══ DATA TO PROCESS ══
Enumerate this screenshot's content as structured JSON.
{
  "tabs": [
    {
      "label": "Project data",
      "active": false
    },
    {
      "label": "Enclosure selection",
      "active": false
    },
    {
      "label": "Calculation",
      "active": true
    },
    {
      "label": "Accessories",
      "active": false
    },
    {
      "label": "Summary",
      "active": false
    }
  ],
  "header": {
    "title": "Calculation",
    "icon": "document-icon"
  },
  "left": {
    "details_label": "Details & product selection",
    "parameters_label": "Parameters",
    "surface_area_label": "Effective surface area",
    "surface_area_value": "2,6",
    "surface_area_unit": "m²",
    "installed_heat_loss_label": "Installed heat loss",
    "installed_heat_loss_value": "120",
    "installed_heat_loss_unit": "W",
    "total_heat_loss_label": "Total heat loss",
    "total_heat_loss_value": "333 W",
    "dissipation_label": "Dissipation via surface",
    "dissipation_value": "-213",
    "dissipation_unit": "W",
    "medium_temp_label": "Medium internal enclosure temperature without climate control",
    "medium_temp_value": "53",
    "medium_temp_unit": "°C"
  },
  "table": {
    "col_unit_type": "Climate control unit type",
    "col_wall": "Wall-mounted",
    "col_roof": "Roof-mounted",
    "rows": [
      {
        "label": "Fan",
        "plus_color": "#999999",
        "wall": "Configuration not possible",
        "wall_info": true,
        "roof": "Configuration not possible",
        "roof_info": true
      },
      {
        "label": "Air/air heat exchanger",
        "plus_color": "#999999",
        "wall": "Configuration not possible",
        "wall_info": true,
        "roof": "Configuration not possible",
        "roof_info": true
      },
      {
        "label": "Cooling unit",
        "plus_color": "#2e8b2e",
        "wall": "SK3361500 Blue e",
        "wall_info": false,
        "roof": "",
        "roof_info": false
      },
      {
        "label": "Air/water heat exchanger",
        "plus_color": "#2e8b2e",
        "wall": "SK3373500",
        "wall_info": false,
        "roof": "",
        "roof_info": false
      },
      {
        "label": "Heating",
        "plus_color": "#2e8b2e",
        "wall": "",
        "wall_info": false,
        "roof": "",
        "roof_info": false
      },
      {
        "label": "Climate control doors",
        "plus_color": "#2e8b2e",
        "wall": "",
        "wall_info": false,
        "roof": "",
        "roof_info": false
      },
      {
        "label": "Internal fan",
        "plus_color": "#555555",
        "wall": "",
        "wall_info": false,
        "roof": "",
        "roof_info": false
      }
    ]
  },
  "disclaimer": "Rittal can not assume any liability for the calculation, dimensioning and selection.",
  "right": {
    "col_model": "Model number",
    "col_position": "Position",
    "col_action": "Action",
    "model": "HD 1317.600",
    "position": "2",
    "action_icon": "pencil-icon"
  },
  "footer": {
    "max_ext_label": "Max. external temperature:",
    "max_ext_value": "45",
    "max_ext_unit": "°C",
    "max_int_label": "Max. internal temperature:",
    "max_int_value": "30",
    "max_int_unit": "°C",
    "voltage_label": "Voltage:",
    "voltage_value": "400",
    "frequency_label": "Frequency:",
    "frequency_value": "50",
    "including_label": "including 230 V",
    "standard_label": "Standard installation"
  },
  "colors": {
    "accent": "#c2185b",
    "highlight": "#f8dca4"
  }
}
═══
§ OBJECTIVE
From the records above, extract every entry exactly as given.

§ RESULT FOR THIS TASK
Enumerate this screenshot's content as structured JSON.
{
  "tabs": [
    {
      "label": "Project data",
      "active": false
    },
    {
      "label": "Enclosure selection",
      "active": false
    },
    {
      "label": "Calculation",
      "active": true
    },
    {
      "label": "Accessories",
      "active": false
    },
    {
      "label": "Summary",
      "active": false
    }
  ],
  "header": {
    "title": "Calculation",
    "icon": "document-icon"
  },
  "left": {
    "details_label": "Details & product selection",
    "parameters_label": "Parameters",
    "surface_area_label": "Effective surface area",
    "surface_area_value": "2,6",
    "surface_area_unit": "m²",
    "installed_heat_loss_label": "Installed heat loss",
    "installed_heat_loss_value": "120",
    "installed_heat_loss_unit": "W",
    "total_heat_loss_label": "Total heat loss",
    "total_heat_loss_value": "333 W",
    "dissipation_label": "Dissipation via surface",
    "dissipation_value": "-213",
    "dissipation_unit": "W",
    "medium_temp_label": "Medium internal enclosure temperature without climate control",
    "medium_temp_value": "53",
    "medium_temp_unit": "°C"
  },
  "table": {
    "col_unit_type": "Climate control unit type",
    "col_wall": "Wall-mounted",
    "col_roof": "Roof-mounted",
    "rows": [
      {
        "label": "Fan",
        "plus_color": "#999999",
        "wall": "Configuration not possible",
        "wall_info": true,
        "roof": "Configuration not possible",
        "roof_info": true
      },
      {
        "label": "Air/air heat exchanger",
        "plus_color": "#999999",
        "wall": "Configuration not possible",
        "wall_info": true,
        "roof": "Configuration not possible",
        "roof_info": true
      },
      {
        "label": "Cooling unit",
        "plus_color": "#2e8b2e",
        "wall": "SK3361500 Blue e",
        "wall_info": false,
        "roof": "",
        "roof_info": false
      },
      {
        "label": "Air/water heat exchanger",
        "plus_color": "#2e8b2e",
        "wall": "SK3373500",
        "wall_info": false,
        "roof": "",
        "roof_info": false
      },
      {
        "label": "Heating",
        "plus_color": "#2e8b2e",
        "wall": "",
        "wall_info": false,
        "roof": "",
        "roof_info": false
      },
      {
        "label": "Climate control doors",
        "plus_color": "#2e8b2e",
        "wall": "",
        "wall_info": false,
        "roof": "",
        "roof_info": false
      },
      {
        "label": "Internal fan",
        "plus_color": "#555555",
        "wall": "",
        "wall_info": false,
        "roof": "",
        "roof_info": false
      }
    ]
  },
  "disclaimer": "Rittal can not assume any liability for the calculation, dimensioning and selection.",
  "right": {
    "col_model": "Model number",
    "col_position": "Position",
    "col_action": "Action",
    "model": "HD 1317.600",
    "position": "2",
    "action_icon": "pencil-icon"
  },
  "footer": {
    "max_ext_label": "Max. external temperature:",
    "max_ext_value": "45",
    "max_ext_unit": "°C",
    "max_int_label": "Max. internal temperature:",
    "max_int_value": "30",
    "max_int_unit": "°C",
    "voltage_label": "Voltage:",
    "voltage_value": "400",
    "frequency_label": "Frequency:",
    "frequency_value": "50",
    "including_label": "including 230 V",
    "standard_label": "Standard installation"
  },
  "colors": {
    "accent": "#c2185b",
    "highlight": "#f8dca4"
  }
}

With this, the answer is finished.